## Record excerpts:

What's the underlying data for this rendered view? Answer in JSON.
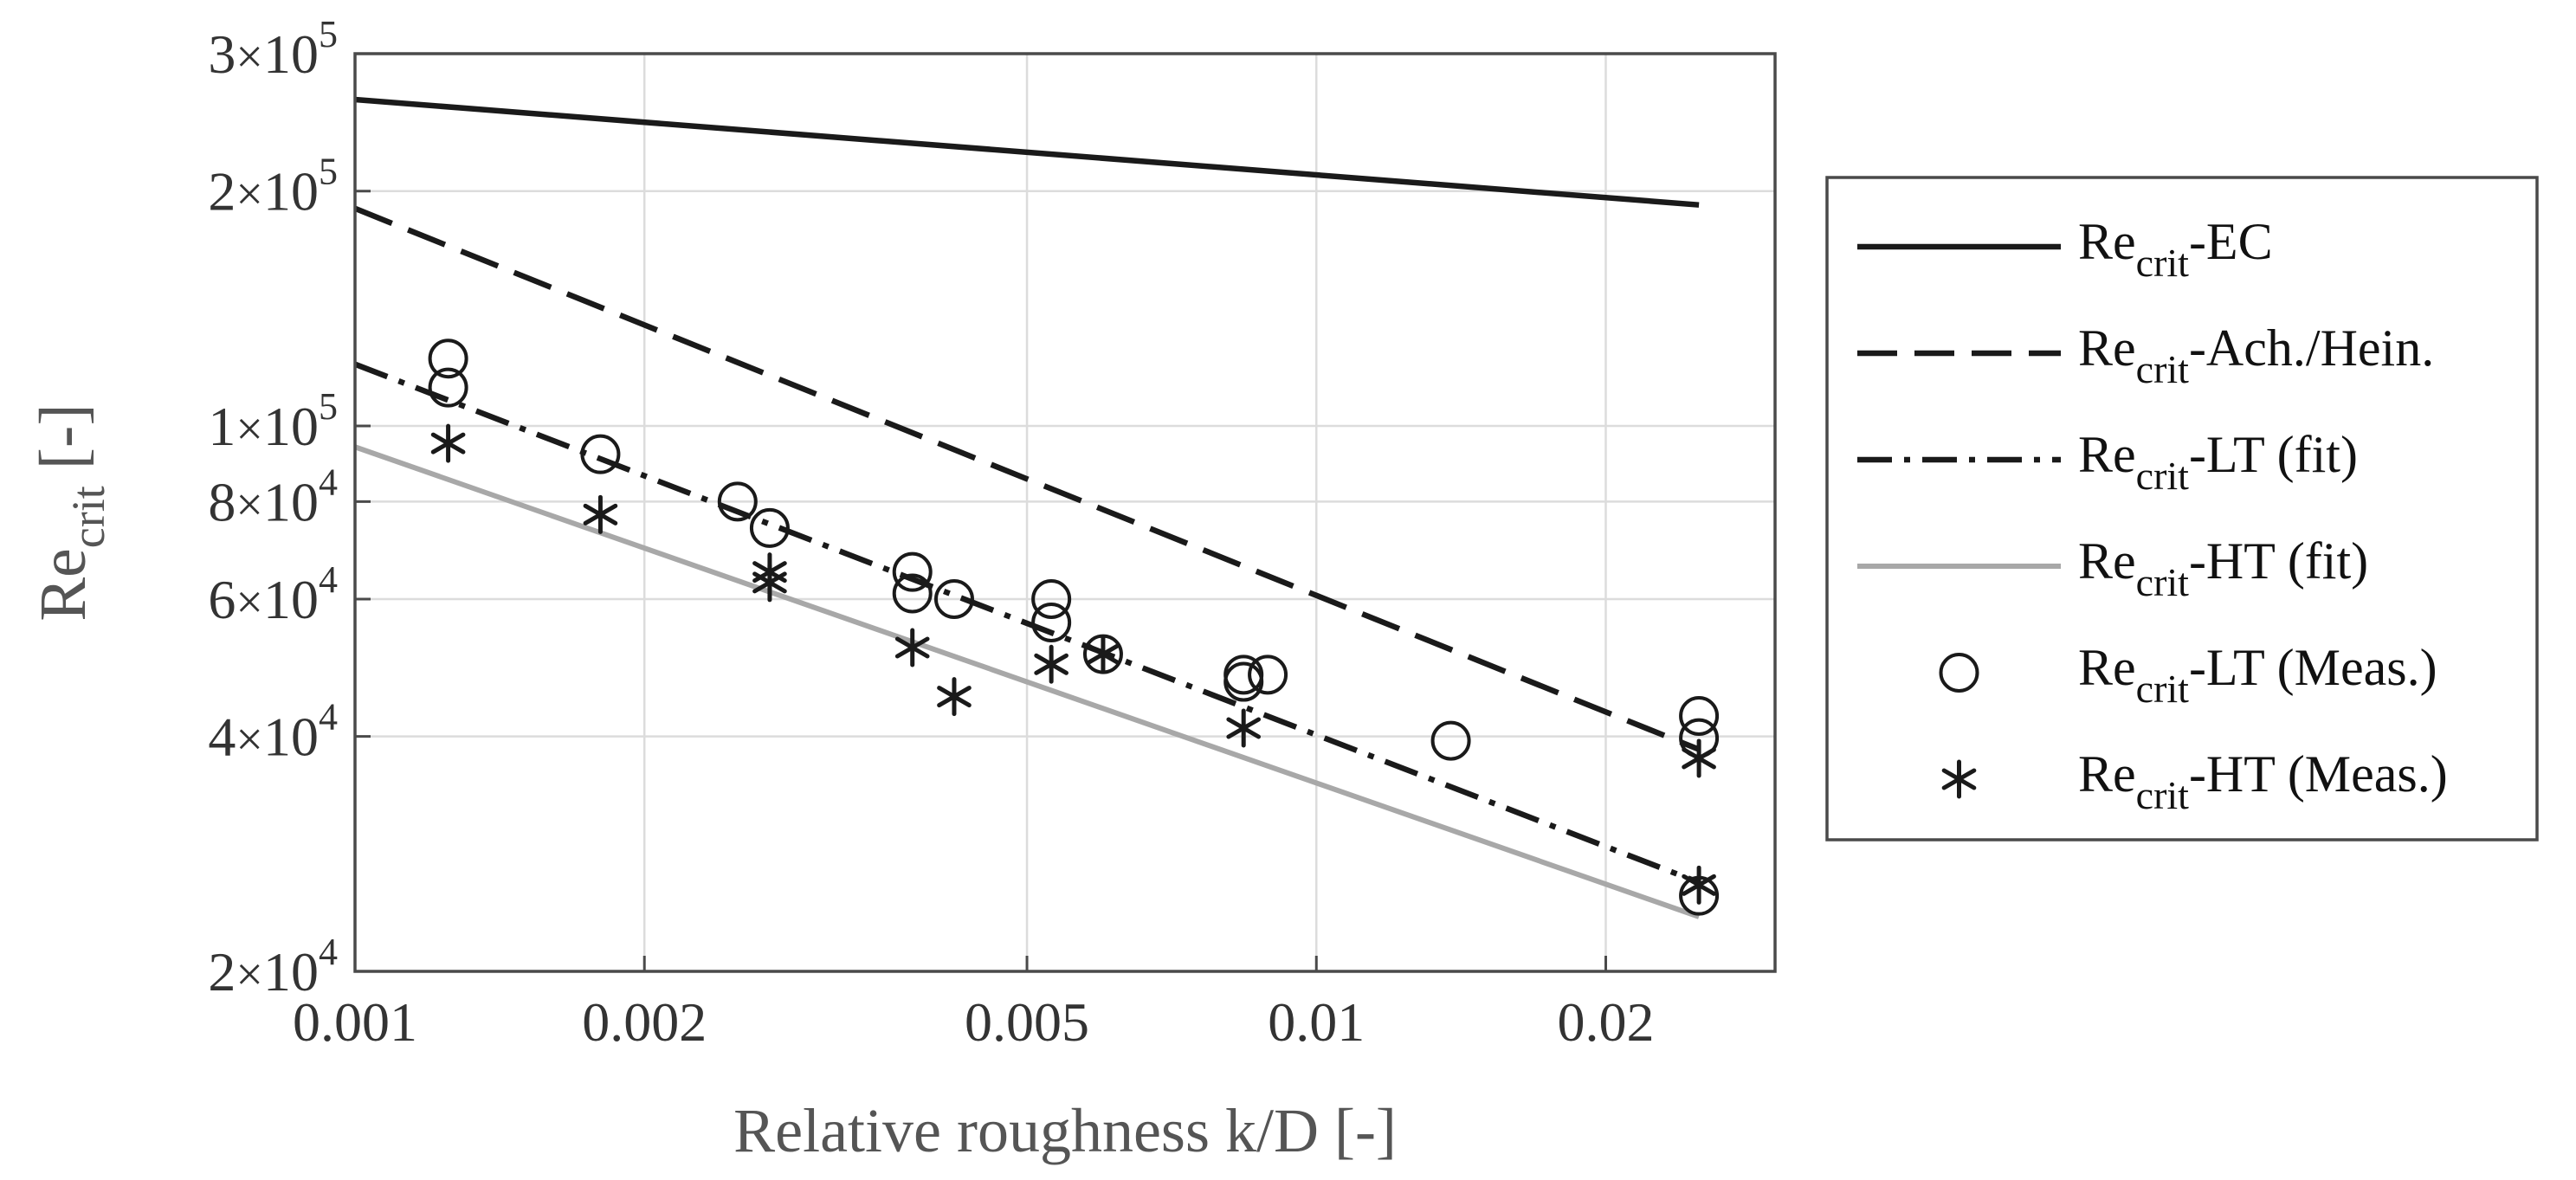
{
  "chart_data": {
    "type": "line",
    "title": "",
    "xlabel": "Relative roughness k/D [-]",
    "ylabel": {
      "main": "Re",
      "sub": "crit",
      "suffix": " [-]"
    },
    "xscale": "log",
    "yscale": "log",
    "xlim": [
      0.001,
      0.03
    ],
    "ylim": [
      20000,
      300000
    ],
    "grid": true,
    "x_ticks": [
      {
        "value": 0.001,
        "label": "0.001"
      },
      {
        "value": 0.002,
        "label": "0.002"
      },
      {
        "value": 0.005,
        "label": "0.005"
      },
      {
        "value": 0.01,
        "label": "0.01"
      },
      {
        "value": 0.02,
        "label": "0.02"
      }
    ],
    "y_ticks": [
      {
        "value": 20000,
        "mantissa": "2",
        "times": "×",
        "base": "10",
        "exp": "4"
      },
      {
        "value": 40000,
        "mantissa": "4",
        "times": "×",
        "base": "10",
        "exp": "4"
      },
      {
        "value": 60000,
        "mantissa": "6",
        "times": "×",
        "base": "10",
        "exp": "4"
      },
      {
        "value": 80000,
        "mantissa": "8",
        "times": "×",
        "base": "10",
        "exp": "4"
      },
      {
        "value": 100000,
        "mantissa": "1",
        "times": "×",
        "base": "10",
        "exp": "5"
      },
      {
        "value": 200000,
        "mantissa": "2",
        "times": "×",
        "base": "10",
        "exp": "5"
      },
      {
        "value": 300000,
        "mantissa": "3",
        "times": "×",
        "base": "10",
        "exp": "5"
      }
    ],
    "series": [
      {
        "name": "EC",
        "legend_main": "Re",
        "legend_sub": "crit",
        "legend_suffix": "-EC",
        "kind": "line",
        "style": "solid",
        "color": "#1a1a1a",
        "x": [
          0.001,
          0.025
        ],
        "y": [
          262000,
          192000
        ]
      },
      {
        "name": "Ach./Hein.",
        "legend_main": "Re",
        "legend_sub": "crit",
        "legend_suffix": "-Ach./Hein.",
        "kind": "line",
        "style": "dashed",
        "color": "#1a1a1a",
        "x": [
          0.001,
          0.025
        ],
        "y": [
          190000,
          38500
        ]
      },
      {
        "name": "LT (fit)",
        "legend_main": "Re",
        "legend_sub": "crit",
        "legend_suffix": "-LT (fit)",
        "kind": "line",
        "style": "dashdot",
        "color": "#1a1a1a",
        "x": [
          0.001,
          0.025
        ],
        "y": [
          120000,
          26000
        ]
      },
      {
        "name": "HT (fit)",
        "legend_main": "Re",
        "legend_sub": "crit",
        "legend_suffix": "-HT (fit)",
        "kind": "line",
        "style": "solid",
        "color": "#a8a8a8",
        "x": [
          0.001,
          0.025
        ],
        "y": [
          94000,
          23500
        ]
      },
      {
        "name": "LT (Meas.)",
        "legend_main": "Re",
        "legend_sub": "crit",
        "legend_suffix": "-LT (Meas.)",
        "kind": "scatter",
        "marker": "circle",
        "color": "#1a1a1a",
        "points": [
          {
            "x": 0.00125,
            "y": 122000
          },
          {
            "x": 0.00125,
            "y": 112000
          },
          {
            "x": 0.0018,
            "y": 92000
          },
          {
            "x": 0.0025,
            "y": 80000
          },
          {
            "x": 0.0027,
            "y": 74000
          },
          {
            "x": 0.0038,
            "y": 65000
          },
          {
            "x": 0.0038,
            "y": 61000
          },
          {
            "x": 0.0042,
            "y": 60000
          },
          {
            "x": 0.0053,
            "y": 60000
          },
          {
            "x": 0.0053,
            "y": 56000
          },
          {
            "x": 0.006,
            "y": 51000
          },
          {
            "x": 0.0084,
            "y": 48000
          },
          {
            "x": 0.0089,
            "y": 48000
          },
          {
            "x": 0.0084,
            "y": 47000
          },
          {
            "x": 0.0138,
            "y": 39500
          },
          {
            "x": 0.025,
            "y": 42500
          },
          {
            "x": 0.025,
            "y": 39800
          },
          {
            "x": 0.025,
            "y": 25000
          }
        ]
      },
      {
        "name": "HT (Meas.)",
        "legend_main": "Re",
        "legend_sub": "crit",
        "legend_suffix": "-HT (Meas.)",
        "kind": "scatter",
        "marker": "asterisk",
        "color": "#1a1a1a",
        "points": [
          {
            "x": 0.00125,
            "y": 95000
          },
          {
            "x": 0.0018,
            "y": 77000
          },
          {
            "x": 0.0027,
            "y": 65000
          },
          {
            "x": 0.0027,
            "y": 63000
          },
          {
            "x": 0.0038,
            "y": 52000
          },
          {
            "x": 0.0042,
            "y": 45000
          },
          {
            "x": 0.0053,
            "y": 49500
          },
          {
            "x": 0.006,
            "y": 51000
          },
          {
            "x": 0.0084,
            "y": 41000
          },
          {
            "x": 0.025,
            "y": 37500
          },
          {
            "x": 0.025,
            "y": 25800
          }
        ]
      }
    ]
  }
}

## Job:
Gather and copy every line of the data in which the string "mantissa" is found.

## Result for this exercise:
        "mantissa": "2",
        "mantissa": "4",
        "mantissa": "6",
        "mantissa": "8",
        "mantissa": "1",
        "mantissa": "2",
        "mantissa": "3",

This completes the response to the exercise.